--- Begin MATERIAL FOR THIS TASK ---
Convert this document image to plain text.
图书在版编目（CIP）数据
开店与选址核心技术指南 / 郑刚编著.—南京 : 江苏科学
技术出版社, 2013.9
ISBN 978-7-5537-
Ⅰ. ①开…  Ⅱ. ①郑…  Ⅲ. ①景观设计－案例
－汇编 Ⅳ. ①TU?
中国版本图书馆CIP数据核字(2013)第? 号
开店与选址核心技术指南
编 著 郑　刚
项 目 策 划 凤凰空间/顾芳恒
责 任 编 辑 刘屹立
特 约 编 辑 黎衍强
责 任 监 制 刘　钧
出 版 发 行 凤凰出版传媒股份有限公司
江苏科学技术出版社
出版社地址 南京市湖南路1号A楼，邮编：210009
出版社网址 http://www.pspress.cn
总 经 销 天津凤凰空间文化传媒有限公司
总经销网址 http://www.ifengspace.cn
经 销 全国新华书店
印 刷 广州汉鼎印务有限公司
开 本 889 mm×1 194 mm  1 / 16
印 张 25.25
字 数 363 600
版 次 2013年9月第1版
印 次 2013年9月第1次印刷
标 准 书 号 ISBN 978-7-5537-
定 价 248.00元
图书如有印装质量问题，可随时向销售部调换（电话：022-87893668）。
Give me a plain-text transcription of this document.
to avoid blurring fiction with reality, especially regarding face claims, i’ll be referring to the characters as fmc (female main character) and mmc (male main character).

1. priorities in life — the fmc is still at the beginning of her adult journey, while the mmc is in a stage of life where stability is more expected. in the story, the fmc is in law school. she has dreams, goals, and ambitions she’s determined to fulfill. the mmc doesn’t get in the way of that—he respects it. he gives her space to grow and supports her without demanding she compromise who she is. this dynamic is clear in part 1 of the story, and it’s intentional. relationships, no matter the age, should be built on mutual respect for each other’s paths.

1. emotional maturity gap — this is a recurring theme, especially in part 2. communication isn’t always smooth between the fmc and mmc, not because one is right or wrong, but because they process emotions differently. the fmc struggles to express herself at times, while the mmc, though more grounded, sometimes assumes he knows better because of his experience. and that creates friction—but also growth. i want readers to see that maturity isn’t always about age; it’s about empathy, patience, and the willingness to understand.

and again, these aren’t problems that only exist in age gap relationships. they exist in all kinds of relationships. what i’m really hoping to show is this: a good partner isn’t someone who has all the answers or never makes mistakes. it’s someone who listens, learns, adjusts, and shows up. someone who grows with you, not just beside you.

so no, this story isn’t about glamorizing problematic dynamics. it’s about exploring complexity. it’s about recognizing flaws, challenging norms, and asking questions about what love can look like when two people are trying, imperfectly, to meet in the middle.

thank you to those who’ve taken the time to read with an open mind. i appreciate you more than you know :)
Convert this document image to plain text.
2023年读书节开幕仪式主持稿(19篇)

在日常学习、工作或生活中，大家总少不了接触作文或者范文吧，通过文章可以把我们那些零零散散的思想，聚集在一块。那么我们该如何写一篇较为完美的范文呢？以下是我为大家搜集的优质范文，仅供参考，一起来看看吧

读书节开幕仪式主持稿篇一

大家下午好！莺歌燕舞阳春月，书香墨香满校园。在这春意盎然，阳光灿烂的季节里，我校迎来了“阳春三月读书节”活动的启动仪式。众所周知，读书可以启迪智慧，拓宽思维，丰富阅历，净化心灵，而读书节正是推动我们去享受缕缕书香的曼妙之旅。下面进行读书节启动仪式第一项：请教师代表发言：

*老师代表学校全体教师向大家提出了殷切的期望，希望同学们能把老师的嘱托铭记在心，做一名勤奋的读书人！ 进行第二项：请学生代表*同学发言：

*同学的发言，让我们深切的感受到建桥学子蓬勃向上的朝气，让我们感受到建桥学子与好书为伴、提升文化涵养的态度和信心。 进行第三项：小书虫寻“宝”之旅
--- End MATERIAL FOR THIS TASK ---
PROBLEM TO WORK ON: Write out every record verbatim.

OUTPUT FOR THIS TASK:
Convert this document image to plain text.
图书在版编目（CIP）数据
开店与选址核心技术指南 / 郑刚编著.—南京 : 江苏科学
技术出版社, 2013.9
ISBN 978-7-5537-
Ⅰ. ①开…  Ⅱ. ①郑…  Ⅲ. ①景观设计－案例
－汇编 Ⅳ. ①TU?
中国版本图书馆CIP数据核字(2013)第? 号
开店与选址核心技术指南
编 著 郑　刚
项 目 策 划 凤凰空间/顾芳恒
责 任 编 辑 刘屹立
特 约 编 辑 黎衍强
责 任 监 制 刘　钧
出 版 发 行 凤凰出版传媒股份有限公司
江苏科学技术出版社
出版社地址 南京市湖南路1号A楼，邮编：210009
出版社网址 http://www.pspress.cn
总 经 销 天津凤凰空间文化传媒有限公司
总经销网址 http://www.ifengspace.cn
经 销 全国新华书店
印 刷 广州汉鼎印务有限公司
开 本 889 mm×1 194 mm  1 / 16
印 张 25.25
字 数 363 600
版 次 2013年9月第1版
印 次 2013年9月第1次印刷
标 准 书 号 ISBN 978-7-5537-
定 价 248.00元
图书如有印装质量问题，可随时向销售部调换（电话：022-87893668）。
Give me a plain-text transcription of this document.
to avoid blurring fiction with reality, especially regarding face claims, i’ll be referring to the characters as fmc (female main character) and mmc (male main character).

1. priorities in life — the fmc is still at the beginning of her adult journey, while the mmc is in a stage of life where stability is more expected. in the story, the fmc is in law school. she has dreams, goals, and ambitions she’s determined to fulfill. the mmc doesn’t get in the way of that—he respects it. he gives her space to grow and supports her without demanding she compromise who she is. this dynamic is clear in part 1 of the story, and it’s intentional. relationships, no matter the age, should be built on mutual respect for each other’s paths.

1. emotional maturity gap — this is a recurring theme, especially in part 2. communication isn’t always smooth between the fmc and mmc, not because one is right or wrong, but because they process emotions differently. the fmc struggles to express herself at times, while the mmc, though more grounded, sometimes assumes he knows better because of his experience. and that creates friction—but also growth. i want readers to see that maturity isn’t always about age; it’s about empathy, patience, and the willingness to understand.

and again, these aren’t problems that only exist in age gap relationships. they exist in all kinds of relationships. what i’m really hoping to show is this: a good partner isn’t someone who has all the answers or never makes mistakes. it’s someone who listens, learns, adjusts, and shows up. someone who grows with you, not just beside you.

so no, this story isn’t about glamorizing problematic dynamics. it’s about exploring complexity. it’s about recognizing flaws, challenging norms, and asking questions about what love can look like when two people are trying, imperfectly, to meet in the middle.

thank you to those who’ve taken the time to read with an open mind. i appreciate you more than you know :)
Convert this document image to plain text.
2023年读书节开幕仪式主持稿(19篇)

在日常学习、工作或生活中，大家总少不了接触作文或者范文吧，通过文章可以把我们那些零零散散的思想，聚集在一块。那么我们该如何写一篇较为完美的范文呢？以下是我为大家搜集的优质范文，仅供参考，一起来看看吧

读书节开幕仪式主持稿篇一

大家下午好！莺歌燕舞阳春月，书香墨香满校园。在这春意盎然，阳光灿烂的季节里，我校迎来了“阳春三月读书节”活动的启动仪式。众所周知，读书可以启迪智慧，拓宽思维，丰富阅历，净化心灵，而读书节正是推动我们去享受缕缕书香的曼妙之旅。下面进行读书节启动仪式第一项：请教师代表发言：

*老师代表学校全体教师向大家提出了殷切的期望，希望同学们能把老师的嘱托铭记在心，做一名勤奋的读书人！ 进行第二项：请学生代表*同学发言：

*同学的发言，让我们深切的感受到建桥学子蓬勃向上的朝气，让我们感受到建桥学子与好书为伴、提升文化涵养的态度和信心。 进行第三项：小书虫寻“宝”之旅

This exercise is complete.